- _What this task involves_: Copy all of the records below verbatim.

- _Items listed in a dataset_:
━━━

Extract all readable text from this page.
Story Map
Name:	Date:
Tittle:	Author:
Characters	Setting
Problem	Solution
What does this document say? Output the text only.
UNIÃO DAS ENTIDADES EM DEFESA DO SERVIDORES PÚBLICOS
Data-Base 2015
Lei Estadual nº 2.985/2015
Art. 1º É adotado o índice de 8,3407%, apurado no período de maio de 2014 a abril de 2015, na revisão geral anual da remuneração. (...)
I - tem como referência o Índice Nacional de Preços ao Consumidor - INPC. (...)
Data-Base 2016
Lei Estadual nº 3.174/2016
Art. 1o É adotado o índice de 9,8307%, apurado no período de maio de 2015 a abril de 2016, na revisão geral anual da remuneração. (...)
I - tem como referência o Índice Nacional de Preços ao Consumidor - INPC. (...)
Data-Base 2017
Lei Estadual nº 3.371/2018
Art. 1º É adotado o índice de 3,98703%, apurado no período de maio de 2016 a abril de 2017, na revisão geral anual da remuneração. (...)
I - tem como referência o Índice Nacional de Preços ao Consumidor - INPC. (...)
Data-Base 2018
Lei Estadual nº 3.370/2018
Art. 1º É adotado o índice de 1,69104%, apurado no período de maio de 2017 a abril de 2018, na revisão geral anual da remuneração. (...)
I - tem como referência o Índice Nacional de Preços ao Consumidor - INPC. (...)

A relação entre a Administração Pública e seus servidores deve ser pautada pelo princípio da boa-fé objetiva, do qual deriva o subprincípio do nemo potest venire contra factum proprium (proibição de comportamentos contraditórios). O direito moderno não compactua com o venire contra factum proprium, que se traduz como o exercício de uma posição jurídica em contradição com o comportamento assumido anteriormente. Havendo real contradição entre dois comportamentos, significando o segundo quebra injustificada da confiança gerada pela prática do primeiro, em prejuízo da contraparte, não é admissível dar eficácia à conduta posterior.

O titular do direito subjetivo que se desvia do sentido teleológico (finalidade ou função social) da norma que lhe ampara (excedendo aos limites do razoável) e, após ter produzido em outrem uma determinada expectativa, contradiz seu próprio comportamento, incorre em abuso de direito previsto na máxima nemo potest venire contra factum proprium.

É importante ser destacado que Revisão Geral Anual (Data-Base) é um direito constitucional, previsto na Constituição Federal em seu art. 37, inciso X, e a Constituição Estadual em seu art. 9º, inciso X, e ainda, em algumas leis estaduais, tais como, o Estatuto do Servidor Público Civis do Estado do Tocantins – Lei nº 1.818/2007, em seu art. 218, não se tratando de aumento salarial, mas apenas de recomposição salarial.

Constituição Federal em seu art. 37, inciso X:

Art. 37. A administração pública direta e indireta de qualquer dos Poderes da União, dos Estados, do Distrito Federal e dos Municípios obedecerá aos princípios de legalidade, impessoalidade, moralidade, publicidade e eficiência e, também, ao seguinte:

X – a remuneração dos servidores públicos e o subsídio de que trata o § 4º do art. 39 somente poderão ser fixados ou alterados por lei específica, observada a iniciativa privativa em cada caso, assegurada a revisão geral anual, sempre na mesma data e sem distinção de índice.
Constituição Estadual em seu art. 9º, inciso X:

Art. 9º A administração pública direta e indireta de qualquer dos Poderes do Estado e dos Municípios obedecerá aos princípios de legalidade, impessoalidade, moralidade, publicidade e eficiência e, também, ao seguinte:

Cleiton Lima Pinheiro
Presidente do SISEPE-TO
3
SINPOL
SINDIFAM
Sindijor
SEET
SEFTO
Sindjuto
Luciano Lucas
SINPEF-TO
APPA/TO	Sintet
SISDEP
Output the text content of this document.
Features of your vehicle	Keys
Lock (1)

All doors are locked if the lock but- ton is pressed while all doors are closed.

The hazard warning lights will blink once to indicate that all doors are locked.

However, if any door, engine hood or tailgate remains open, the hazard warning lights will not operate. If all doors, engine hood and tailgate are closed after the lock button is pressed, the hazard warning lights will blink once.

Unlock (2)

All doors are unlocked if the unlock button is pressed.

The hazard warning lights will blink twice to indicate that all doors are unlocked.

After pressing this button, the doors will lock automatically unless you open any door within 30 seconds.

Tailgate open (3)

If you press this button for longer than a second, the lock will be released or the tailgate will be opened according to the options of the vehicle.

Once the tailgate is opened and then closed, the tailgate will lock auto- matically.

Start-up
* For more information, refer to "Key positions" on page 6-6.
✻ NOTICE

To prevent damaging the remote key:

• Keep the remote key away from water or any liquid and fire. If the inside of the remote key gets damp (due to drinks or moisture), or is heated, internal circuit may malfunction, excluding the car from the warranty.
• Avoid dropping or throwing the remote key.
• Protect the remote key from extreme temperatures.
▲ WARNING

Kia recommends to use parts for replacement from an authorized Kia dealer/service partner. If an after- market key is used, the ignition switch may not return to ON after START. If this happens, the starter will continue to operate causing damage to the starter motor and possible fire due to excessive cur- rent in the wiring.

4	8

━━━

- _Exercise output_:
Extract all readable text from this page.
Story Map
Name:	Date:
Tittle:	Author:
Characters	Setting
Problem	Solution
What does this document say? Output the text only.
UNIÃO DAS ENTIDADES EM DEFESA DO SERVIDORES PÚBLICOS
Data-Base 2015
Lei Estadual nº 2.985/2015
Art. 1º É adotado o índice de 8,3407%, apurado no período de maio de 2014 a abril de 2015, na revisão geral anual da remuneração. (...)
I - tem como referência o Índice Nacional de Preços ao Consumidor - INPC. (...)
Data-Base 2016
Lei Estadual nº 3.174/2016
Art. 1o É adotado o índice de 9,8307%, apurado no período de maio de 2015 a abril de 2016, na revisão geral anual da remuneração. (...)
I - tem como referência o Índice Nacional de Preços ao Consumidor - INPC. (...)
Data-Base 2017
Lei Estadual nº 3.371/2018
Art. 1º É adotado o índice de 3,98703%, apurado no período de maio de 2016 a abril de 2017, na revisão geral anual da remuneração. (...)
I - tem como referência o Índice Nacional de Preços ao Consumidor - INPC. (...)
Data-Base 2018
Lei Estadual nº 3.370/2018
Art. 1º É adotado o índice de 1,69104%, apurado no período de maio de 2017 a abril de 2018, na revisão geral anual da remuneração. (...)
I - tem como referência o Índice Nacional de Preços ao Consumidor - INPC. (...)

A relação entre a Administração Pública e seus servidores deve ser pautada pelo princípio da boa-fé objetiva, do qual deriva o subprincípio do nemo potest venire contra factum proprium (proibição de comportamentos contraditórios). O direito moderno não compactua com o venire contra factum proprium, que se traduz como o exercício de uma posição jurídica em contradição com o comportamento assumido anteriormente. Havendo real contradição entre dois comportamentos, significando o segundo quebra injustificada da confiança gerada pela prática do primeiro, em prejuízo da contraparte, não é admissível dar eficácia à conduta posterior.

O titular do direito subjetivo que se desvia do sentido teleológico (finalidade ou função social) da norma que lhe ampara (excedendo aos limites do razoável) e, após ter produzido em outrem uma determinada expectativa, contradiz seu próprio comportamento, incorre em abuso de direito previsto na máxima nemo potest venire contra factum proprium.

É importante ser destacado que Revisão Geral Anual (Data-Base) é um direito constitucional, previsto na Constituição Federal em seu art. 37, inciso X, e a Constituição Estadual em seu art. 9º, inciso X, e ainda, em algumas leis estaduais, tais como, o Estatuto do Servidor Público Civis do Estado do Tocantins – Lei nº 1.818/2007, em seu art. 218, não se tratando de aumento salarial, mas apenas de recomposição salarial.

Constituição Federal em seu art. 37, inciso X:

Art. 37. A administração pública direta e indireta de qualquer dos Poderes da União, dos Estados, do Distrito Federal e dos Municípios obedecerá aos princípios de legalidade, impessoalidade, moralidade, publicidade e eficiência e, também, ao seguinte:

X – a remuneração dos servidores públicos e o subsídio de que trata o § 4º do art. 39 somente poderão ser fixados ou alterados por lei específica, observada a iniciativa privativa em cada caso, assegurada a revisão geral anual, sempre na mesma data e sem distinção de índice.
Constituição Estadual em seu art. 9º, inciso X:

Art. 9º A administração pública direta e indireta de qualquer dos Poderes do Estado e dos Municípios obedecerá aos princípios de legalidade, impessoalidade, moralidade, publicidade e eficiência e, também, ao seguinte:

Cleiton Lima Pinheiro
Presidente do SISEPE-TO
3
SINPOL
SINDIFAM
Sindijor
SEET
SEFTO
Sindjuto
Luciano Lucas
SINPEF-TO
APPA/TO	Sintet
SISDEP
Output the text content of this document.
Features of your vehicle	Keys
Lock (1)

All doors are locked if the lock but- ton is pressed while all doors are closed.

The hazard warning lights will blink once to indicate that all doors are locked.

However, if any door, engine hood or tailgate remains open, the hazard warning lights will not operate. If all doors, engine hood and tailgate are closed after the lock button is pressed, the hazard warning lights will blink once.

Unlock (2)

All doors are unlocked if the unlock button is pressed.

The hazard warning lights will blink twice to indicate that all doors are unlocked.

After pressing this button, the doors will lock automatically unless you open any door within 30 seconds.

Tailgate open (3)

If you press this button for longer than a second, the lock will be released or the tailgate will be opened according to the options of the vehicle.

Once the tailgate is opened and then closed, the tailgate will lock auto- matically.

Start-up
* For more information, refer to "Key positions" on page 6-6.
✻ NOTICE

To prevent damaging the remote key:

• Keep the remote key away from water or any liquid and fire. If the inside of the remote key gets damp (due to drinks or moisture), or is heated, internal circuit may malfunction, excluding the car from the warranty.
• Avoid dropping or throwing the remote key.
• Protect the remote key from extreme temperatures.
▲ WARNING

Kia recommends to use parts for replacement from an authorized Kia dealer/service partner. If an after- market key is used, the ignition switch may not return to ON after START. If this happens, the starter will continue to operate causing damage to the starter motor and possible fire due to excessive cur- rent in the wiring.

4	8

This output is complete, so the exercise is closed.